What to do: Identify each line below that contains the word "khách", and copy it out.

Supplied material:
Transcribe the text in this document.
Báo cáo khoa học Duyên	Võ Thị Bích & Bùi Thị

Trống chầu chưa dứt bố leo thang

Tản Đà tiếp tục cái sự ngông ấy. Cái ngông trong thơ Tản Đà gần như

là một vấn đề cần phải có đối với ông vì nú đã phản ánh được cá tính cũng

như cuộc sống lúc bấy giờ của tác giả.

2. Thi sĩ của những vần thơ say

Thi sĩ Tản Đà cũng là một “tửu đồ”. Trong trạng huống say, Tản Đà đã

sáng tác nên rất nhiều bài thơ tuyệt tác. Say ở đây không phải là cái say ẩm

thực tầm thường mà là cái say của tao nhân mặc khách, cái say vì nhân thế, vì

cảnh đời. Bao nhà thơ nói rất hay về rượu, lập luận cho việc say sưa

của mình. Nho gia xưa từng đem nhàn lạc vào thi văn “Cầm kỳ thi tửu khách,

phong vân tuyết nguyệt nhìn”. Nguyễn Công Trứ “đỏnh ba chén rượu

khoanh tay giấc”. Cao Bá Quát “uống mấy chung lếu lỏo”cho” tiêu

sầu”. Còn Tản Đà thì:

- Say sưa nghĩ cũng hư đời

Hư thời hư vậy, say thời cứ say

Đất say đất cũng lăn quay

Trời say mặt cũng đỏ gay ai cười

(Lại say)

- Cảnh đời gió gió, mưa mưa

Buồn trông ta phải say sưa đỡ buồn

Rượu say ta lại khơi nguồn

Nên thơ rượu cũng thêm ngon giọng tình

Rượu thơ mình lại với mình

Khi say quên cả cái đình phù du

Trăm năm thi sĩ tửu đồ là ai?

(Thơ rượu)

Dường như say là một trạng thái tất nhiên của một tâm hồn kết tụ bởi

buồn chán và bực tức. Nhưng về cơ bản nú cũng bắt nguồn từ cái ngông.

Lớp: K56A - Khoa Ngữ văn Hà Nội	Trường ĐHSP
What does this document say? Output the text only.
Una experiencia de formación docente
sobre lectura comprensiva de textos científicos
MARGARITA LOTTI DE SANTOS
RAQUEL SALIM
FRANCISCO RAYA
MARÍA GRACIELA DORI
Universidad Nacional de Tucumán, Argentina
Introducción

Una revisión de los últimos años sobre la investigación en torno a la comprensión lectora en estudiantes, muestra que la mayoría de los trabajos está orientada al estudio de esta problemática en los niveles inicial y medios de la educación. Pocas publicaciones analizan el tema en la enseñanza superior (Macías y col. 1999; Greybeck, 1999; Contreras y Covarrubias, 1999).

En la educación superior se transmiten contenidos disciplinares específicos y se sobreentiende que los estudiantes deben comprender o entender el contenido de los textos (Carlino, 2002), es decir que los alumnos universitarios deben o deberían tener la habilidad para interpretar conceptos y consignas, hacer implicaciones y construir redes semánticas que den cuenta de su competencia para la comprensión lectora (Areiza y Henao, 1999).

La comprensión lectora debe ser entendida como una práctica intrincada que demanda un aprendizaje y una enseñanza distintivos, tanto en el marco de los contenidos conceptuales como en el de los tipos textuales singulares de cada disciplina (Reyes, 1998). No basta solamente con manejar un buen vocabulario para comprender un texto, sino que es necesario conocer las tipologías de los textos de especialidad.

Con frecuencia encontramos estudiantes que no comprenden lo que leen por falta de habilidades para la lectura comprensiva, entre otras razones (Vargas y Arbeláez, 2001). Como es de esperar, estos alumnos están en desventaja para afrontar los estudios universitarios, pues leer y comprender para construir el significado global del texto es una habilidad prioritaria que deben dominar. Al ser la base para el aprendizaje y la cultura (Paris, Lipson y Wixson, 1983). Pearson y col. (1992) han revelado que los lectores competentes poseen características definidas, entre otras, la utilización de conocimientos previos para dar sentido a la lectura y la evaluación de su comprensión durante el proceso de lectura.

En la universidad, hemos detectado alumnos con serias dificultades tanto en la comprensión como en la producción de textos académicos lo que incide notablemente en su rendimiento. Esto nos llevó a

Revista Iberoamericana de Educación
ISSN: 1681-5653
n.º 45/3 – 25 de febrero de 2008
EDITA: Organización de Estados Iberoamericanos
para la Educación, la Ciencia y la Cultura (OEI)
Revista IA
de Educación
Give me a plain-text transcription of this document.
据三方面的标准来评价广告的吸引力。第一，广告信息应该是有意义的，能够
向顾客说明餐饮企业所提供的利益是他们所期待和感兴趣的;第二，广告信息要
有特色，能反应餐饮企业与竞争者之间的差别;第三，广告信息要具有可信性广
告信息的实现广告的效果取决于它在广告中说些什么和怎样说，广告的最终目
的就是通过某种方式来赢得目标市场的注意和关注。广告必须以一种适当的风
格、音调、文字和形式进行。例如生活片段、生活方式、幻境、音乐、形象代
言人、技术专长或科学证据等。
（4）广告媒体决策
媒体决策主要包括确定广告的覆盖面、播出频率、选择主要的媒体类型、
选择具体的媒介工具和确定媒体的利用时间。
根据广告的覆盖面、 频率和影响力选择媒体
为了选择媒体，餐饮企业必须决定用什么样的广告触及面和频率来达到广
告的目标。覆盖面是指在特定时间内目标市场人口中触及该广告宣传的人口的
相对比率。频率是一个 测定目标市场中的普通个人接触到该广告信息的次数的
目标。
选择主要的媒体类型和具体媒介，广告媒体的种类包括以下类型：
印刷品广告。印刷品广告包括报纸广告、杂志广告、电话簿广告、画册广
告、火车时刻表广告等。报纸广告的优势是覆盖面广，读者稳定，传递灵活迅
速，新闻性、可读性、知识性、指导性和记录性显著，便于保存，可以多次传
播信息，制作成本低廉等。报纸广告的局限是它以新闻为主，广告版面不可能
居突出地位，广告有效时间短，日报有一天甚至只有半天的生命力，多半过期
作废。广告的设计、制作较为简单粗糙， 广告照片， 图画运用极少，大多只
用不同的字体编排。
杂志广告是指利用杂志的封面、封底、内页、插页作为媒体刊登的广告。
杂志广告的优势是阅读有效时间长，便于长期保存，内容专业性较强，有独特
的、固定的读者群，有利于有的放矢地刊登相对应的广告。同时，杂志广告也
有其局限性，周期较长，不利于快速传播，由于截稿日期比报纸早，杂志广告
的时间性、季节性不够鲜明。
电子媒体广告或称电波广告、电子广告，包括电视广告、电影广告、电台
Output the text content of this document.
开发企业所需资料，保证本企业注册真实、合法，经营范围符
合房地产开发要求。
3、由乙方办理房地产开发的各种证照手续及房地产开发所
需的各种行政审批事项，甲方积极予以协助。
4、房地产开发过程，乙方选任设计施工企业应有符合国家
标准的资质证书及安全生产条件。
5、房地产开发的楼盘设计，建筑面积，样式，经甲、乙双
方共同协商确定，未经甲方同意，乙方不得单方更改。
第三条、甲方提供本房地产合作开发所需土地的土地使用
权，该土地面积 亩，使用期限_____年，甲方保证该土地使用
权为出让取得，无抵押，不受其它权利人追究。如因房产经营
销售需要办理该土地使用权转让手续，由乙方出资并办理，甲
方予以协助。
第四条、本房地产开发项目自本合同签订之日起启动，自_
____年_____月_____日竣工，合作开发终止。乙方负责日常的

Written solution:
thực tầm thường mà là cái say của tao nhân mặc khách, cái say vì nhân thế, vì
của mình. Nho gia xưa từng đem nhàn lạc vào thi văn “Cầm kỳ thi tửu khách,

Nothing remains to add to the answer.